◆ ФРАГМЕНТ ТЕКСТА:

Ася была диссиденткой во всем. Даже лечилась она и лечила других, пренебрегая официальной медициной. Добившись успеха в экспериментах на себе, она тут же начинала лечить нас и всех остальных, кто этого хотел. С остальными иногда тоже получалось. Ася до последних дней, уже с трудом двигаясь, кому-то помогала. И эта помощь другим больше всего помогла ей самой. Сердце ее никогда не оставалось праздным. Огромную роль в Асином самолечении играл характер, какая-то неистощимая любовь к жизни и душевная щедрость. Она продержалась лет десять, несколько раз добиваясь явных ремиссий. Больной ездила в леса за какими-то травами или за бересклетом, заблудилась, угодила в речку, вымокла, высохла, умудрилась не схватить воспаления легких... Таких приключений у нее были десятки. С метастазами в позвоночнике ездила на свидание в лагерь и в ссылку к Тане, возила к ней внуков - но не только это: с теми же метастазами, делавшими позвонки очень хрупкими, каталась на велосипеде. Кое-какие поручения по фонду помощи она выполняла без всякого страха. Но об одном деле рассказы вала мне два раза с откровенным неудовольствием. Ей завезли, без всякого предупреждения, 400 экземпляров "ГУЛАГа". К счастью, обошлось, и все четыреста книг благополучно были растащены в кошелках, накрытые картошкой и прочей дребеденью. Ася не скрывала, что масштабы операции ее несколько напугали.

◆ ЗАДАНИЕ:
Допишите продолжение отрывка об Асе, начиная сразу после его последнего предложения.

◆ РАЗДЕЛ ЗАПИСЕЙ:
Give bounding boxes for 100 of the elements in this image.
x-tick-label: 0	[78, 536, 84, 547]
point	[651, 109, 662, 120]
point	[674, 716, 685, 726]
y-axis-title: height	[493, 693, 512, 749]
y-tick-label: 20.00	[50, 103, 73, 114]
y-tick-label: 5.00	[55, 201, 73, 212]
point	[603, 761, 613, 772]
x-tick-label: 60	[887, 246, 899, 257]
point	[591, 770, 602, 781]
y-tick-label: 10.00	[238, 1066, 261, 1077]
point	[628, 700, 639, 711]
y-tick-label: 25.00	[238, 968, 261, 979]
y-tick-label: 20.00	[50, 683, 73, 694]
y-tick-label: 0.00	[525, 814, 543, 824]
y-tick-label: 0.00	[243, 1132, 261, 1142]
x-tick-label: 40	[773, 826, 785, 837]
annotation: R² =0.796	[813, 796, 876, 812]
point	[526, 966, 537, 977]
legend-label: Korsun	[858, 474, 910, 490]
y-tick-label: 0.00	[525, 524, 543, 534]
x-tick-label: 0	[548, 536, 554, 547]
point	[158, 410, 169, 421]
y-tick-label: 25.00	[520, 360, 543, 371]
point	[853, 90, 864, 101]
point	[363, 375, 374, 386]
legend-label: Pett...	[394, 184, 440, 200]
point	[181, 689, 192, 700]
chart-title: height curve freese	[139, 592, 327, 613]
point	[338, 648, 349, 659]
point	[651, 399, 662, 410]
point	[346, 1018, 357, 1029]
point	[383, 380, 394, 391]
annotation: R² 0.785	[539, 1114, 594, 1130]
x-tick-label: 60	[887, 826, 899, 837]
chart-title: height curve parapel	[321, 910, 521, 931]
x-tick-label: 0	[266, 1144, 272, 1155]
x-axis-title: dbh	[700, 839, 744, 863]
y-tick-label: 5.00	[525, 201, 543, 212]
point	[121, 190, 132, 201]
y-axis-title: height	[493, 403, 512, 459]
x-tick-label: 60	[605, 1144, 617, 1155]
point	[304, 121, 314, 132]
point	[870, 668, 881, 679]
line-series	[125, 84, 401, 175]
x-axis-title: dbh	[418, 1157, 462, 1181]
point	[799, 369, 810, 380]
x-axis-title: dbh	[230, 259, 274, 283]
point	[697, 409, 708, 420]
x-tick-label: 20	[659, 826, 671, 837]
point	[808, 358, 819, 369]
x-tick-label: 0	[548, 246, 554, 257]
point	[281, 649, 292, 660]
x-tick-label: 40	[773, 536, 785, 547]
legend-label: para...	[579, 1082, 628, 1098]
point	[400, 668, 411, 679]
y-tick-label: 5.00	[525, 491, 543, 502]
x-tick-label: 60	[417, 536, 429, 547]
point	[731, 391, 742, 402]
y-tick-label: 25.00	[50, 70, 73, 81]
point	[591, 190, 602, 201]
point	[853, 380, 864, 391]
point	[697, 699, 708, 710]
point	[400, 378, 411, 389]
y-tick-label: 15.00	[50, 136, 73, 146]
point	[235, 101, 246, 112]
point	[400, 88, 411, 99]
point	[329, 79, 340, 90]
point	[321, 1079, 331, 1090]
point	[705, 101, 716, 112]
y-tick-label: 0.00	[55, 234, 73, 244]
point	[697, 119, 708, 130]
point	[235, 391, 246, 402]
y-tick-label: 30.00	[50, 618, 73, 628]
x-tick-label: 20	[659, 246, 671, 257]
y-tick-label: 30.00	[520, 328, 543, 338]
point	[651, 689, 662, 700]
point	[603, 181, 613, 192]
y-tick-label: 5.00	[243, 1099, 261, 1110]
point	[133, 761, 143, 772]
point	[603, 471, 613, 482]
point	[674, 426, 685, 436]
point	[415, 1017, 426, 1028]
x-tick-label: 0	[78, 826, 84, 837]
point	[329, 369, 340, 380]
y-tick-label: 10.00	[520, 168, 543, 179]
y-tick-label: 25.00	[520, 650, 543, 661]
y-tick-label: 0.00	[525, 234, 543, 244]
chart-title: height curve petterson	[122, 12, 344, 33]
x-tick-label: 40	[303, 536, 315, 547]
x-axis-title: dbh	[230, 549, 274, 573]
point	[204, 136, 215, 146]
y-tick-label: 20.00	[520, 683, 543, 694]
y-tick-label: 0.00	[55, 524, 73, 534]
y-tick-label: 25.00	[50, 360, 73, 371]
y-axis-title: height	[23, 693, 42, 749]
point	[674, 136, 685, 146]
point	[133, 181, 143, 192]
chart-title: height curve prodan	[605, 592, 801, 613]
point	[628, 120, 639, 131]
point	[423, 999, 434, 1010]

◆ ОЖИДАЕМЫЙ ОТВЕТ:
Я обязан Асе знакомством со своего рода музыкальным самиздатом - с творчеством Петра Петровича Старчика. Первую свою песню (на слова китайского поэта-изгнанника) он сочинил в казанской психушке, а попал туда потому, что после августа 68-го сочинил листовку и разбрасывал ее с эскалаторов метро. Голос у Петра Петровича небогатый, но в музыке, которую он сочинял, много выстраданного. Меня особенно поразил цикл, который я окрестил "Плач по России", - собрание песен на тюремные стихи А. Солодовникова, "Погорельщину" Клюева, "Памяти матери" Твардовского и т.п. Благодаря Старчику я основательно познакомился с Клюевым (раньше я его не знал) и нахожу, что стих Клюева крепче есенинского. А стихи Солодовникова вошли в мою работу "Поэзия несуществующего направления" (сейчас я назвал бы ее иначе: поэзия духовного опыта).